(Data):
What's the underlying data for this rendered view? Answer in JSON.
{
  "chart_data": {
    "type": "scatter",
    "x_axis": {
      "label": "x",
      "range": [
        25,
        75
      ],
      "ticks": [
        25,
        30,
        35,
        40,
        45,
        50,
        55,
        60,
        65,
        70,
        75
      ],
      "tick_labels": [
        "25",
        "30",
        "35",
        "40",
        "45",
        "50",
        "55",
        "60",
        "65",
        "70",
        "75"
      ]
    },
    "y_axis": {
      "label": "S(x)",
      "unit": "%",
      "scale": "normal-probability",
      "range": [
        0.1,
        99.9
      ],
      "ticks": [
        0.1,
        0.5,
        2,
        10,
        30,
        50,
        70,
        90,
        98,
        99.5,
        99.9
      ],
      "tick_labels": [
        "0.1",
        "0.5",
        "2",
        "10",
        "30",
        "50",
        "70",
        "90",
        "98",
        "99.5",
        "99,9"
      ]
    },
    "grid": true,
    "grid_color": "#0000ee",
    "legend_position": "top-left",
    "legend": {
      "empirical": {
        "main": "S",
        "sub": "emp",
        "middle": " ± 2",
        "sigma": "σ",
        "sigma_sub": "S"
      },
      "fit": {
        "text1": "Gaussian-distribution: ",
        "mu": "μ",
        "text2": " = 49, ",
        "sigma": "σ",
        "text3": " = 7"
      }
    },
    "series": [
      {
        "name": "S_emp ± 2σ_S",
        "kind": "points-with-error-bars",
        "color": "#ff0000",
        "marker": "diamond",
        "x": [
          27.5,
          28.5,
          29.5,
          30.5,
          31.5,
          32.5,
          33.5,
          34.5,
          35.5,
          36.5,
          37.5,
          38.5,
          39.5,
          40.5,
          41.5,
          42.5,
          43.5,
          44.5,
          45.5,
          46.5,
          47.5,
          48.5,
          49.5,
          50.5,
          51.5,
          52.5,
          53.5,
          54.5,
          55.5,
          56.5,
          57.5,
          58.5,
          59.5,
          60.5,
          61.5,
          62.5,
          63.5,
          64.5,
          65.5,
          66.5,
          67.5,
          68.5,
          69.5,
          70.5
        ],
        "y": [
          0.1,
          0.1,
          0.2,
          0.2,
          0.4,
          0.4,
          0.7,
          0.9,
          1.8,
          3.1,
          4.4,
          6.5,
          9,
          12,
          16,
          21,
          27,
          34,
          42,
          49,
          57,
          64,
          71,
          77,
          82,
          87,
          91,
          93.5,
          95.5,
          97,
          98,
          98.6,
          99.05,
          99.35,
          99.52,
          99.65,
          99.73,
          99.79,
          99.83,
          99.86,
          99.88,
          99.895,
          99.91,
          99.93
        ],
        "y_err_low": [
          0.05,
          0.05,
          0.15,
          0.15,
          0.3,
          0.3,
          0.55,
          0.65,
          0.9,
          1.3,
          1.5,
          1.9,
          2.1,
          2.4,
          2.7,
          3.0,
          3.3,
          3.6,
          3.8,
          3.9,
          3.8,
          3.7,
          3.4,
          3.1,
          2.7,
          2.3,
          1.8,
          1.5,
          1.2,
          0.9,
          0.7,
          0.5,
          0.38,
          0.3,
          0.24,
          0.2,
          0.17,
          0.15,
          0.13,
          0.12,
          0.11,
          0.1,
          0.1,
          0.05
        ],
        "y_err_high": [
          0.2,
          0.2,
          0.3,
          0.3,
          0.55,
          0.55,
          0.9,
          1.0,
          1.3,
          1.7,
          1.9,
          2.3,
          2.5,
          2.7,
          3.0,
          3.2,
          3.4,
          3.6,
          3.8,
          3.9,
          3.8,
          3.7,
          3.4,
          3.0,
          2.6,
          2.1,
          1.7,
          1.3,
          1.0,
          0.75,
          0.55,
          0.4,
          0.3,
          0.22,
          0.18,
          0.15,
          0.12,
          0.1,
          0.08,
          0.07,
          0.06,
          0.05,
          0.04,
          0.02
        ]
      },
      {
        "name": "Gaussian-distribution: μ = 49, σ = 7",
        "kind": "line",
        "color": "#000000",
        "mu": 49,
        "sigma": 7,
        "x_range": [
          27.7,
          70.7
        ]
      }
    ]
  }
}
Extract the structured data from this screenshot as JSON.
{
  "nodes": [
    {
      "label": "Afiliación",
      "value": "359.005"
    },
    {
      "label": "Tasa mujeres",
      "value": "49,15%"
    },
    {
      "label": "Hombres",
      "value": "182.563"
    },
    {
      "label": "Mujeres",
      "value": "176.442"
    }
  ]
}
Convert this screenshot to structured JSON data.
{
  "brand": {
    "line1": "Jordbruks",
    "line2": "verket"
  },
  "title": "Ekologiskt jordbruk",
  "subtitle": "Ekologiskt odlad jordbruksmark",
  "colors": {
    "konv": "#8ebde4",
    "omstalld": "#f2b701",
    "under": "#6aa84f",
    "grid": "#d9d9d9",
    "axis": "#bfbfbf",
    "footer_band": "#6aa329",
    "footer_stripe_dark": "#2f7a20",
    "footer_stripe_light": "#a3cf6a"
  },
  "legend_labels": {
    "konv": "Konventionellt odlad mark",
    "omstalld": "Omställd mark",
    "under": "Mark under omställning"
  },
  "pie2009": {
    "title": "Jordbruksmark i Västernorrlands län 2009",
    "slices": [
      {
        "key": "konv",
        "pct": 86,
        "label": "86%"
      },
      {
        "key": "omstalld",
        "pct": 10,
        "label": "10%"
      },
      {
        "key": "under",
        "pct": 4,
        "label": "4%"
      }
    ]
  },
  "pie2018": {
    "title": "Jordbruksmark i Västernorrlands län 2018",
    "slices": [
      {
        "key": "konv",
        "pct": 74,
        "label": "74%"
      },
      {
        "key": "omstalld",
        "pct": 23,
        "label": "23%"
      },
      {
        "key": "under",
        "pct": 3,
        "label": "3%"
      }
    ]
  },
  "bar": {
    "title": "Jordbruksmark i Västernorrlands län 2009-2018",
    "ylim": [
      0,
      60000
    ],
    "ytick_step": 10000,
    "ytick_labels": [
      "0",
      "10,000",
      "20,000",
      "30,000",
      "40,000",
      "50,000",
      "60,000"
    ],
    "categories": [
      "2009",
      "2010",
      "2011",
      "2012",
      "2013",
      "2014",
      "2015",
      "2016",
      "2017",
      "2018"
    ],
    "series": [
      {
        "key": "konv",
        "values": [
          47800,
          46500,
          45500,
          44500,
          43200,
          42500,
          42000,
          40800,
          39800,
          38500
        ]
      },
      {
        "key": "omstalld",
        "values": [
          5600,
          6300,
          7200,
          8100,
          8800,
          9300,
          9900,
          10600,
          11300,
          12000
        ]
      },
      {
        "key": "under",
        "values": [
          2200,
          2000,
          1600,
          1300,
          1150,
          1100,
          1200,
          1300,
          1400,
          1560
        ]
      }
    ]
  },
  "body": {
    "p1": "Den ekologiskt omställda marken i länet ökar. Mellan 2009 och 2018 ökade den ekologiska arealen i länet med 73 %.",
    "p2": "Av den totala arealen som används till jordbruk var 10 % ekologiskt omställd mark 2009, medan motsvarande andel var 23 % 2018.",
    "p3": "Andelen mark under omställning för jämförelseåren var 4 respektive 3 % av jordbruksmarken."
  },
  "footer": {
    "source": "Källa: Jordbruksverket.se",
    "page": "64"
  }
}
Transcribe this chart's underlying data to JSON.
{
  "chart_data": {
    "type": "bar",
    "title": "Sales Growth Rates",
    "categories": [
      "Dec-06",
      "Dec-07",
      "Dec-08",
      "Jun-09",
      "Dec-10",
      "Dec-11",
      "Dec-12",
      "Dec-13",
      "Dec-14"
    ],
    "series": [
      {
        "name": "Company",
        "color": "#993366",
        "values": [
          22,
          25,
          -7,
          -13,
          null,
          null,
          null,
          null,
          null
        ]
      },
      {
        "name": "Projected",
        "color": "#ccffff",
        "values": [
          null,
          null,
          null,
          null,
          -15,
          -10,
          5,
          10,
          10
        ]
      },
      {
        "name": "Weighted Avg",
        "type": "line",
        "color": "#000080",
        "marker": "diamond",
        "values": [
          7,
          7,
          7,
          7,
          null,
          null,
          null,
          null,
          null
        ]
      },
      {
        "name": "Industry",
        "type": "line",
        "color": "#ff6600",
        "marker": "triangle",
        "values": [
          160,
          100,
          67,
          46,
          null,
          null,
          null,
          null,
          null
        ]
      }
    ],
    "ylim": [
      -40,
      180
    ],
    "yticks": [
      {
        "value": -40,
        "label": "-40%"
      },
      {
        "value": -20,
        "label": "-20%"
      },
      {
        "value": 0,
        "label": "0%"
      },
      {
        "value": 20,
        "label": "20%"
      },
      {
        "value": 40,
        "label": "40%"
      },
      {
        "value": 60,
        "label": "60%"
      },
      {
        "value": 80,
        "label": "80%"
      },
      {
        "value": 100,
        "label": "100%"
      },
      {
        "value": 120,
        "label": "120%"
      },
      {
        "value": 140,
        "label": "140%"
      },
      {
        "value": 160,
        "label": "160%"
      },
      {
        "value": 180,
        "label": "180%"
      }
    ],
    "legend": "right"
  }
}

(Request):
Find how many lines of the material carry the string "Gaussian". Only the number should be in the answer.

(Solution to this task):
2